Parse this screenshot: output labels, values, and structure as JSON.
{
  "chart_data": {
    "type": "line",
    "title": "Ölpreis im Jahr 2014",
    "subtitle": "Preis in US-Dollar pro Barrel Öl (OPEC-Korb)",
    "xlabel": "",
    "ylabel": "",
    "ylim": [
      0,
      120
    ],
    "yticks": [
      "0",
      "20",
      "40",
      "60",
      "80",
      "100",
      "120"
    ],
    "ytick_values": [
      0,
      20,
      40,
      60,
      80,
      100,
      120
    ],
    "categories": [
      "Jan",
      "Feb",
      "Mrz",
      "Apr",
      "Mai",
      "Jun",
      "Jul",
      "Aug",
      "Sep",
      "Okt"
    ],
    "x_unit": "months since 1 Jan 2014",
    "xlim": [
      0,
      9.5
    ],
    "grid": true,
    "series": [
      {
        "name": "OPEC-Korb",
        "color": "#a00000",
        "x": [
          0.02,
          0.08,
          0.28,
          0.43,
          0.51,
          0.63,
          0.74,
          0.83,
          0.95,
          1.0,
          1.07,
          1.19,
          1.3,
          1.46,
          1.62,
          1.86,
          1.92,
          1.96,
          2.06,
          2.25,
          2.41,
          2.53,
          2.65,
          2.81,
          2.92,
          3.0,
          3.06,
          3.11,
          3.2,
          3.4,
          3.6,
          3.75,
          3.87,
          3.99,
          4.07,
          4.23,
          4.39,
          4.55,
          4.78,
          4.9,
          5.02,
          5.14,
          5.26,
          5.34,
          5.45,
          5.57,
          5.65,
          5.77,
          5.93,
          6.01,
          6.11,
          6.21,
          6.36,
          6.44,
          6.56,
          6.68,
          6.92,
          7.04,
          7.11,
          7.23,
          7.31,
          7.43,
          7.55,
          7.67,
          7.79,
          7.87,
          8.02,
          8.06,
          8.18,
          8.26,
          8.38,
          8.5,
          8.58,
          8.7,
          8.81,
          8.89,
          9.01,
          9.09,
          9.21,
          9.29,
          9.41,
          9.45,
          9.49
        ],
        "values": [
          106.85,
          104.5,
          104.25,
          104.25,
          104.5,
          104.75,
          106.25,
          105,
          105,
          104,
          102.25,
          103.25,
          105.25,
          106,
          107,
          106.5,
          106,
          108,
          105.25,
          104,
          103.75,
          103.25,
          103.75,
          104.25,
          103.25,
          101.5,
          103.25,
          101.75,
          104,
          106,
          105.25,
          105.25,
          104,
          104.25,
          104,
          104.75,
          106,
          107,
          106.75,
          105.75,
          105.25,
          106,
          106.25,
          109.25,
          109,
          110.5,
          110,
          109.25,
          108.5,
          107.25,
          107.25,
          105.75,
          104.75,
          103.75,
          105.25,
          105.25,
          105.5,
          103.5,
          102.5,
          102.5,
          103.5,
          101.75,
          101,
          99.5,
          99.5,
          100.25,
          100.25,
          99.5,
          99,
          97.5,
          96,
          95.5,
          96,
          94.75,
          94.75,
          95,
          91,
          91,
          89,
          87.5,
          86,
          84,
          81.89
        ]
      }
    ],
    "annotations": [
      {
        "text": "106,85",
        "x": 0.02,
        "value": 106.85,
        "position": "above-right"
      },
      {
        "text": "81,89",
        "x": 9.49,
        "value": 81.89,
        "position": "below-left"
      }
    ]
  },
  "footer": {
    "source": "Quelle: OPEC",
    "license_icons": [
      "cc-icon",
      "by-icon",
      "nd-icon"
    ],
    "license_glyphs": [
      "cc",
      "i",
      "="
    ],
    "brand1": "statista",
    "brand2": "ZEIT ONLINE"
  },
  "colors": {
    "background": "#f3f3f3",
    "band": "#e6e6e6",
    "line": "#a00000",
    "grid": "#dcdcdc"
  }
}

= = =

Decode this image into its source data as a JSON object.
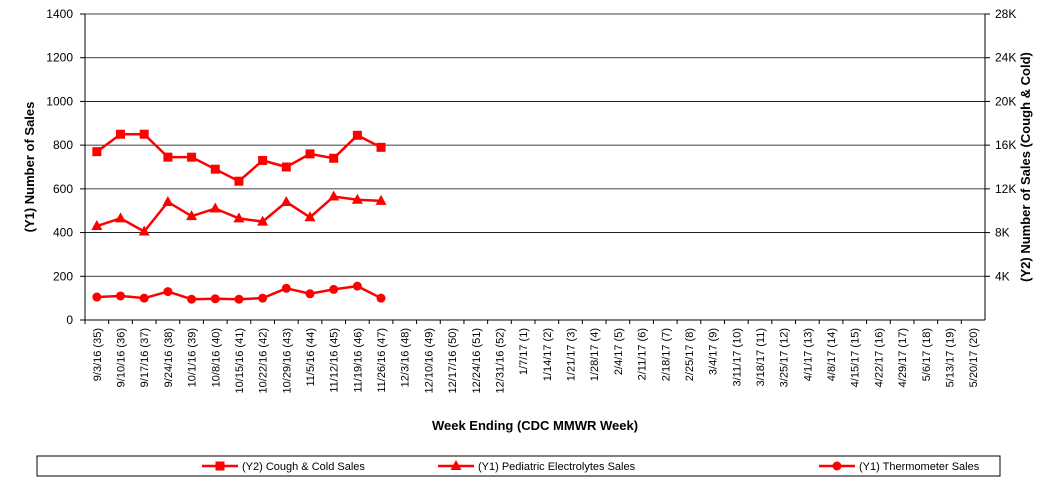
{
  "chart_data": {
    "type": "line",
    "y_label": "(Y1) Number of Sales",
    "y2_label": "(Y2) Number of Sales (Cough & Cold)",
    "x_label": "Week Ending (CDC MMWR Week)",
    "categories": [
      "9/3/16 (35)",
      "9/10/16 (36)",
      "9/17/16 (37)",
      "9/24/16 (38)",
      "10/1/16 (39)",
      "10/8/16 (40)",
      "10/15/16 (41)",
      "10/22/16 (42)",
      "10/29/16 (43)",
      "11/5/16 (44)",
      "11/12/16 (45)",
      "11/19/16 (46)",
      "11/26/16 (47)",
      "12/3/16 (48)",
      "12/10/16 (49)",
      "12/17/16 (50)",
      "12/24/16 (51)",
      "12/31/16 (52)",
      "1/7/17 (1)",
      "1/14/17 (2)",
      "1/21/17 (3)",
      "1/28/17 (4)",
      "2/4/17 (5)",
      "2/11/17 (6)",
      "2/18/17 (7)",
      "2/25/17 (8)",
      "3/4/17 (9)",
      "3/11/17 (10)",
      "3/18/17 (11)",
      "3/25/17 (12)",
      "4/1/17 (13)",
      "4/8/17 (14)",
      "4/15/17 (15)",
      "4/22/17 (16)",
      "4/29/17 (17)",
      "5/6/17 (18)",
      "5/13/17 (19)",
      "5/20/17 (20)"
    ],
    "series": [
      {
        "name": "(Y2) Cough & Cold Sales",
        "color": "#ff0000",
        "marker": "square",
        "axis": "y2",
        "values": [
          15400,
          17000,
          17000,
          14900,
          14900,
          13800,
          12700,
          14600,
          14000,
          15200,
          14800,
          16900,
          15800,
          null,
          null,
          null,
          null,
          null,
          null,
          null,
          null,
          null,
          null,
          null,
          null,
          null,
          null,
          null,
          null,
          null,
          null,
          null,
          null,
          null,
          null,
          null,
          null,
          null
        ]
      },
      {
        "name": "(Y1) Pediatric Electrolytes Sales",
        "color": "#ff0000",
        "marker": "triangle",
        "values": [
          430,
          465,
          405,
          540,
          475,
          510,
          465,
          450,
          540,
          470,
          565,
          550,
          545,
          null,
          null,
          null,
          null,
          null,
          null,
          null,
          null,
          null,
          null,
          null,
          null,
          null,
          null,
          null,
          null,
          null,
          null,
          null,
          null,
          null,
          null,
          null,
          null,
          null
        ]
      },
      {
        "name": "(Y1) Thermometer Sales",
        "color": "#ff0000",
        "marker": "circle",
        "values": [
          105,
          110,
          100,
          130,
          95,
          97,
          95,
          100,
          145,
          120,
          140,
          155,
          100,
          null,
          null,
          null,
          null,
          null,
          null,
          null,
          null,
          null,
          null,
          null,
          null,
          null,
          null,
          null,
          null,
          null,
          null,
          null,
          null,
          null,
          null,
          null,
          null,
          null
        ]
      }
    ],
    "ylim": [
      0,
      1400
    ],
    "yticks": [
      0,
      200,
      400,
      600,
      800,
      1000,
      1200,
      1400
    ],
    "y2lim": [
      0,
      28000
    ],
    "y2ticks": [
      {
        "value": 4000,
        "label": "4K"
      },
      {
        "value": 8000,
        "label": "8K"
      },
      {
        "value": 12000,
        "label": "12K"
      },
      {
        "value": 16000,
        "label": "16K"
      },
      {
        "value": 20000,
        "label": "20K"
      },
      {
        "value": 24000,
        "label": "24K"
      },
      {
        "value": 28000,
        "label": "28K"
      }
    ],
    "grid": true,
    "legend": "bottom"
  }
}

= = =

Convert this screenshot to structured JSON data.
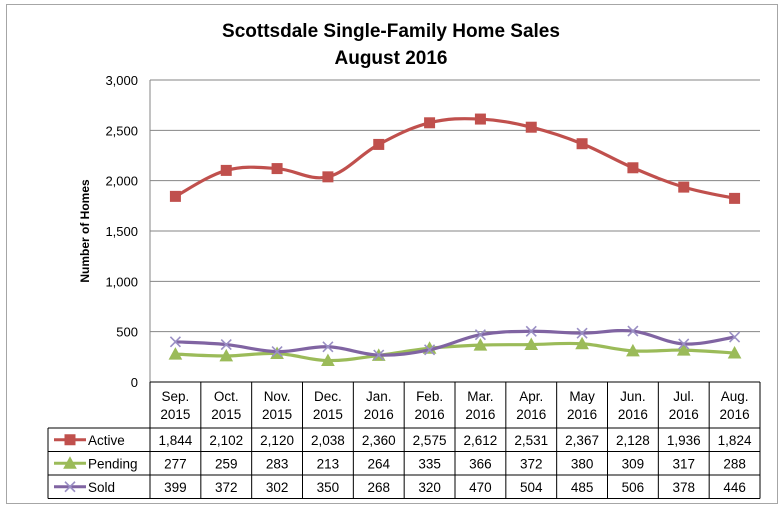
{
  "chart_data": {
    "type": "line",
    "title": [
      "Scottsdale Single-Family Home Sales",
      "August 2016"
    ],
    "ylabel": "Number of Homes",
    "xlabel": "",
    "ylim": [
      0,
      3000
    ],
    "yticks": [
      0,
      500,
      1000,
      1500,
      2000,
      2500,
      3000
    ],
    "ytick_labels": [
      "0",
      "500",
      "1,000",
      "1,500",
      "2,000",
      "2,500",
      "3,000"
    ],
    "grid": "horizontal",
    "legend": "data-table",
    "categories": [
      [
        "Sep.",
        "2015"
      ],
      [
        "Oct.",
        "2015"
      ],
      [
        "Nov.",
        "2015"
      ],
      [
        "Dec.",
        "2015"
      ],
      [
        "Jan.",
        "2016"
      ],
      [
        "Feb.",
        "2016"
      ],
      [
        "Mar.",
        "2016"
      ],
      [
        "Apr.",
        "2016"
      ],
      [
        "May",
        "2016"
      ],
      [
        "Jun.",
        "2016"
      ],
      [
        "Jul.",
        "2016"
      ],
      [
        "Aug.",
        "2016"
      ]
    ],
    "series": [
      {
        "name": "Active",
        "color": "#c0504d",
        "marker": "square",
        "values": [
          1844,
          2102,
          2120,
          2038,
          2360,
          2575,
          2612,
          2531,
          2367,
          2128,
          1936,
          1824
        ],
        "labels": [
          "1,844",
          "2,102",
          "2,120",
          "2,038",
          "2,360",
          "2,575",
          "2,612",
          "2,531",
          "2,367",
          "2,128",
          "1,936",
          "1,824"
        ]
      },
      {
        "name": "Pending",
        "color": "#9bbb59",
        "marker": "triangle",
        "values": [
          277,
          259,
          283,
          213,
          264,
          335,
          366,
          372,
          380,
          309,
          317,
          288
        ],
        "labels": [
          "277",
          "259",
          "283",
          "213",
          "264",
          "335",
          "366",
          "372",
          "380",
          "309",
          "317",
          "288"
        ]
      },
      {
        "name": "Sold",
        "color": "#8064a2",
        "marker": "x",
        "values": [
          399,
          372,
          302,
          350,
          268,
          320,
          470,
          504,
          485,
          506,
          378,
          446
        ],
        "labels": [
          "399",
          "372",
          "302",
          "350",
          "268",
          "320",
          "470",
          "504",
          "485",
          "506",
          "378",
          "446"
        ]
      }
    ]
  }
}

= = =

Search the entries for the word "Number", then gather every line that has it.

• **Response to the task**
    "y_label": "(Y1) Number of Sales",
    "y2_label": "(Y2) Number of Sales (Cough & Cold)",
    "ylabel": "Number of Homes",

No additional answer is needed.